The records |
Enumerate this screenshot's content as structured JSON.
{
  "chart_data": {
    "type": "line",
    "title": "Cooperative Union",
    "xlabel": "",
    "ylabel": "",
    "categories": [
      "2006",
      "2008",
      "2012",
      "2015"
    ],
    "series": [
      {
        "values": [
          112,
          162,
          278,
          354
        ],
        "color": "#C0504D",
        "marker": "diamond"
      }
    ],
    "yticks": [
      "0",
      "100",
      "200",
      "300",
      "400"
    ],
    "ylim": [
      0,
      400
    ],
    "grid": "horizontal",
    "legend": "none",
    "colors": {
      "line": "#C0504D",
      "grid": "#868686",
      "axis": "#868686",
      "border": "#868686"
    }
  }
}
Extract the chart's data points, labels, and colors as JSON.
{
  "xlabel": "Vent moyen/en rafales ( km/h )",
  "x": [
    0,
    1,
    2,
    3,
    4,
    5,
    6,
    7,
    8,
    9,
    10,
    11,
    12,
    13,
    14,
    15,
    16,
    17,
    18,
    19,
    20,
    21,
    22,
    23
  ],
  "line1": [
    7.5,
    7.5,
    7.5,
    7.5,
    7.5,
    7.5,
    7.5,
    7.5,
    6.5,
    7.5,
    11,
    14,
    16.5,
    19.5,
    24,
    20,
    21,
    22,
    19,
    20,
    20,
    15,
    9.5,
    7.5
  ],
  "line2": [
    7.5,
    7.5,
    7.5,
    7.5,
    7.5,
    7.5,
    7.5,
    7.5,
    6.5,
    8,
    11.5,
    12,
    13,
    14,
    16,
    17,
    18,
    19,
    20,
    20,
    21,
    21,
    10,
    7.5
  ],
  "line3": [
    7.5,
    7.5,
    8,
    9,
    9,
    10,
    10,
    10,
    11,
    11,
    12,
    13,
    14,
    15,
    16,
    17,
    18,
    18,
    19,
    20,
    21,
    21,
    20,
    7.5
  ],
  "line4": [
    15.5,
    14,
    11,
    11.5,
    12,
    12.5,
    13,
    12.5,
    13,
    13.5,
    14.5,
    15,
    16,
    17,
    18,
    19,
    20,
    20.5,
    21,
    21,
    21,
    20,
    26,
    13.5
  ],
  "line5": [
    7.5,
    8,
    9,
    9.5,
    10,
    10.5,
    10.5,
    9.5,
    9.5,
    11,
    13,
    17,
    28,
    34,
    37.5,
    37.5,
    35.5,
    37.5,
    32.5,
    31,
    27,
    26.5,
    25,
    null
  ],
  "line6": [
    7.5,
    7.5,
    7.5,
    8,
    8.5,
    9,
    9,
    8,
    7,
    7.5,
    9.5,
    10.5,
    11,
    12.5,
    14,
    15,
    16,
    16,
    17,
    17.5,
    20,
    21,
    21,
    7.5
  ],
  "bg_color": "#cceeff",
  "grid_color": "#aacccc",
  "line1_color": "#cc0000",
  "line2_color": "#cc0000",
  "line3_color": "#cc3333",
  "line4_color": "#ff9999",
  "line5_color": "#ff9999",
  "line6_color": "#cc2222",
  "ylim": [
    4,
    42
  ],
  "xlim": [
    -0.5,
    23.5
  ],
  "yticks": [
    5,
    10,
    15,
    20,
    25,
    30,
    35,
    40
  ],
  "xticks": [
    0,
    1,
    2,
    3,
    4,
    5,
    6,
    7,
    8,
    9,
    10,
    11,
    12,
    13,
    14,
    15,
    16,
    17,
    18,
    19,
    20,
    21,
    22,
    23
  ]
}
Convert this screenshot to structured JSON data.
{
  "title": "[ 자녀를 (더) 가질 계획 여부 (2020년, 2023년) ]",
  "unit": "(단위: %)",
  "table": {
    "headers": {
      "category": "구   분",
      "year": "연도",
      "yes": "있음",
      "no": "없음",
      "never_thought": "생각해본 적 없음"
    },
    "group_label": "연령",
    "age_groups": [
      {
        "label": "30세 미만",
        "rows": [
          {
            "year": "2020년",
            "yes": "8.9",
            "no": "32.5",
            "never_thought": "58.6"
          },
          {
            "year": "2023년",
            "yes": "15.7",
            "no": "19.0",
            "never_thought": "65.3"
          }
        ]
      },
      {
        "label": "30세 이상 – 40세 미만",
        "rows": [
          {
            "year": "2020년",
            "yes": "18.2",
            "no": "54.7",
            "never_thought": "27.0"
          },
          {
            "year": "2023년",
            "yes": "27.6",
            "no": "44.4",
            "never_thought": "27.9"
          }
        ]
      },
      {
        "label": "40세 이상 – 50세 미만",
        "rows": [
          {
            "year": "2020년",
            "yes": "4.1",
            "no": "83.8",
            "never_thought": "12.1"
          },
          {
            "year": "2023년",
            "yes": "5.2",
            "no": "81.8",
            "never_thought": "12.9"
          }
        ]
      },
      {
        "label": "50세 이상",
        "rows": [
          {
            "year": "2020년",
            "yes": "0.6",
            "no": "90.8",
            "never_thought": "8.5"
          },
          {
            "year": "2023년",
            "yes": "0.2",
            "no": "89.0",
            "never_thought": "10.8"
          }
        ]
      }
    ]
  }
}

Goal of the exercise |
Nothing may be left out: return each entry exactly as it reads.

Solution to the exercise |
Enumerate this screenshot's content as structured JSON.
{
  "chart_data": {
    "type": "line",
    "title": "Cooperative Union",
    "xlabel": "",
    "ylabel": "",
    "categories": [
      "2006",
      "2008",
      "2012",
      "2015"
    ],
    "series": [
      {
        "values": [
          112,
          162,
          278,
          354
        ],
        "color": "#C0504D",
        "marker": "diamond"
      }
    ],
    "yticks": [
      "0",
      "100",
      "200",
      "300",
      "400"
    ],
    "ylim": [
      0,
      400
    ],
    "grid": "horizontal",
    "legend": "none",
    "colors": {
      "line": "#C0504D",
      "grid": "#868686",
      "axis": "#868686",
      "border": "#868686"
    }
  }
}
Extract the chart's data points, labels, and colors as JSON.
{
  "xlabel": "Vent moyen/en rafales ( km/h )",
  "x": [
    0,
    1,
    2,
    3,
    4,
    5,
    6,
    7,
    8,
    9,
    10,
    11,
    12,
    13,
    14,
    15,
    16,
    17,
    18,
    19,
    20,
    21,
    22,
    23
  ],
  "line1": [
    7.5,
    7.5,
    7.5,
    7.5,
    7.5,
    7.5,
    7.5,
    7.5,
    6.5,
    7.5,
    11,
    14,
    16.5,
    19.5,
    24,
    20,
    21,
    22,
    19,
    20,
    20,
    15,
    9.5,
    7.5
  ],
  "line2": [
    7.5,
    7.5,
    7.5,
    7.5,
    7.5,
    7.5,
    7.5,
    7.5,
    6.5,
    8,
    11.5,
    12,
    13,
    14,
    16,
    17,
    18,
    19,
    20,
    20,
    21,
    21,
    10,
    7.5
  ],
  "line3": [
    7.5,
    7.5,
    8,
    9,
    9,
    10,
    10,
    10,
    11,
    11,
    12,
    13,
    14,
    15,
    16,
    17,
    18,
    18,
    19,
    20,
    21,
    21,
    20,
    7.5
  ],
  "line4": [
    15.5,
    14,
    11,
    11.5,
    12,
    12.5,
    13,
    12.5,
    13,
    13.5,
    14.5,
    15,
    16,
    17,
    18,
    19,
    20,
    20.5,
    21,
    21,
    21,
    20,
    26,
    13.5
  ],
  "line5": [
    7.5,
    8,
    9,
    9.5,
    10,
    10.5,
    10.5,
    9.5,
    9.5,
    11,
    13,
    17,
    28,
    34,
    37.5,
    37.5,
    35.5,
    37.5,
    32.5,
    31,
    27,
    26.5,
    25,
    null
  ],
  "line6": [
    7.5,
    7.5,
    7.5,
    8,
    8.5,
    9,
    9,
    8,
    7,
    7.5,
    9.5,
    10.5,
    11,
    12.5,
    14,
    15,
    16,
    16,
    17,
    17.5,
    20,
    21,
    21,
    7.5
  ],
  "bg_color": "#cceeff",
  "grid_color": "#aacccc",
  "line1_color": "#cc0000",
  "line2_color": "#cc0000",
  "line3_color": "#cc3333",
  "line4_color": "#ff9999",
  "line5_color": "#ff9999",
  "line6_color": "#cc2222",
  "ylim": [
    4,
    42
  ],
  "xlim": [
    -0.5,
    23.5
  ],
  "yticks": [
    5,
    10,
    15,
    20,
    25,
    30,
    35,
    40
  ],
  "xticks": [
    0,
    1,
    2,
    3,
    4,
    5,
    6,
    7,
    8,
    9,
    10,
    11,
    12,
    13,
    14,
    15,
    16,
    17,
    18,
    19,
    20,
    21,
    22,
    23
  ]
}
Convert this screenshot to structured JSON data.
{
  "title": "[ 자녀를 (더) 가질 계획 여부 (2020년, 2023년) ]",
  "unit": "(단위: %)",
  "table": {
    "headers": {
      "category": "구   분",
      "year": "연도",
      "yes": "있음",
      "no": "없음",
      "never_thought": "생각해본 적 없음"
    },
    "group_label": "연령",
    "age_groups": [
      {
        "label": "30세 미만",
        "rows": [
          {
            "year": "2020년",
            "yes": "8.9",
            "no": "32.5",
            "never_thought": "58.6"
          },
          {
            "year": "2023년",
            "yes": "15.7",
            "no": "19.0",
            "never_thought": "65.3"
          }
        ]
      },
      {
        "label": "30세 이상 – 40세 미만",
        "rows": [
          {
            "year": "2020년",
            "yes": "18.2",
            "no": "54.7",
            "never_thought": "27.0"
          },
          {
            "year": "2023년",
            "yes": "27.6",
            "no": "44.4",
            "never_thought": "27.9"
          }
        ]
      },
      {
        "label": "40세 이상 – 50세 미만",
        "rows": [
          {
            "year": "2020년",
            "yes": "4.1",
            "no": "83.8",
            "never_thought": "12.1"
          },
          {
            "year": "2023년",
            "yes": "5.2",
            "no": "81.8",
            "never_thought": "12.9"
          }
        ]
      },
      {
        "label": "50세 이상",
        "rows": [
          {
            "year": "2020년",
            "yes": "0.6",
            "no": "90.8",
            "never_thought": "8.5"
          },
          {
            "year": "2023년",
            "yes": "0.2",
            "no": "89.0",
            "never_thought": "10.8"
          }
        ]
      }
    ]
  }
}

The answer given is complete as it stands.